▶ **CHALLENGE**
Each entry should be quoted word for word, including every mark of punctuation.
◆ ◆ ◆ ◆ ◆
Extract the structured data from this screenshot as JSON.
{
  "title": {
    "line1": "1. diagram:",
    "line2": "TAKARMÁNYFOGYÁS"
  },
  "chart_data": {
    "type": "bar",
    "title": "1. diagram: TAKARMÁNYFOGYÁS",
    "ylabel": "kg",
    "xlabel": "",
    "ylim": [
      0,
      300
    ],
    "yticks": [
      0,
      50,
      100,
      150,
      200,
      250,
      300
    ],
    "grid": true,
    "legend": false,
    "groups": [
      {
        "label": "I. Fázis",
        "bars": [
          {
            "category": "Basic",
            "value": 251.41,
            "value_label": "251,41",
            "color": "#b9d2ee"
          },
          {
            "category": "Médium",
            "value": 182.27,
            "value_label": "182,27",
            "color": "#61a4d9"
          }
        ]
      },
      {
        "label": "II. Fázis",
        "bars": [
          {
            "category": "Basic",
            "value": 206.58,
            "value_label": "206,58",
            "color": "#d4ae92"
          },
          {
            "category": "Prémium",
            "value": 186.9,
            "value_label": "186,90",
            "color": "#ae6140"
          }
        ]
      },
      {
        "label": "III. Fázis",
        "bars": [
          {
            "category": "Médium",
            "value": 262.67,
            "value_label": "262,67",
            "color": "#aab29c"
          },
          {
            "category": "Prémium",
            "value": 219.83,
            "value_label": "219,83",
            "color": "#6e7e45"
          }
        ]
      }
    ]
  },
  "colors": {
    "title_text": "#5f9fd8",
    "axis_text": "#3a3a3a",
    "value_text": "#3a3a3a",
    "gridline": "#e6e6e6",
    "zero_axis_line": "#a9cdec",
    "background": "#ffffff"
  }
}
◆ ◆ ◆ ◆ ◆
▶ **EXPECTED OUTPUT**
Extract the structured data from this screenshot as JSON.
{
  "title": {
    "line1": "1. diagram:",
    "line2": "TAKARMÁNYFOGYÁS"
  },
  "chart_data": {
    "type": "bar",
    "title": "1. diagram: TAKARMÁNYFOGYÁS",
    "ylabel": "kg",
    "xlabel": "",
    "ylim": [
      0,
      300
    ],
    "yticks": [
      0,
      50,
      100,
      150,
      200,
      250,
      300
    ],
    "grid": true,
    "legend": false,
    "groups": [
      {
        "label": "I. Fázis",
        "bars": [
          {
            "category": "Basic",
            "value": 251.41,
            "value_label": "251,41",
            "color": "#b9d2ee"
          },
          {
            "category": "Médium",
            "value": 182.27,
            "value_label": "182,27",
            "color": "#61a4d9"
          }
        ]
      },
      {
        "label": "II. Fázis",
        "bars": [
          {
            "category": "Basic",
            "value": 206.58,
            "value_label": "206,58",
            "color": "#d4ae92"
          },
          {
            "category": "Prémium",
            "value": 186.9,
            "value_label": "186,90",
            "color": "#ae6140"
          }
        ]
      },
      {
        "label": "III. Fázis",
        "bars": [
          {
            "category": "Médium",
            "value": 262.67,
            "value_label": "262,67",
            "color": "#aab29c"
          },
          {
            "category": "Prémium",
            "value": 219.83,
            "value_label": "219,83",
            "color": "#6e7e45"
          }
        ]
      }
    ]
  },
  "colors": {
    "title_text": "#5f9fd8",
    "axis_text": "#3a3a3a",
    "value_text": "#3a3a3a",
    "gridline": "#e6e6e6",
    "zero_axis_line": "#a9cdec",
    "background": "#ffffff"
  }
}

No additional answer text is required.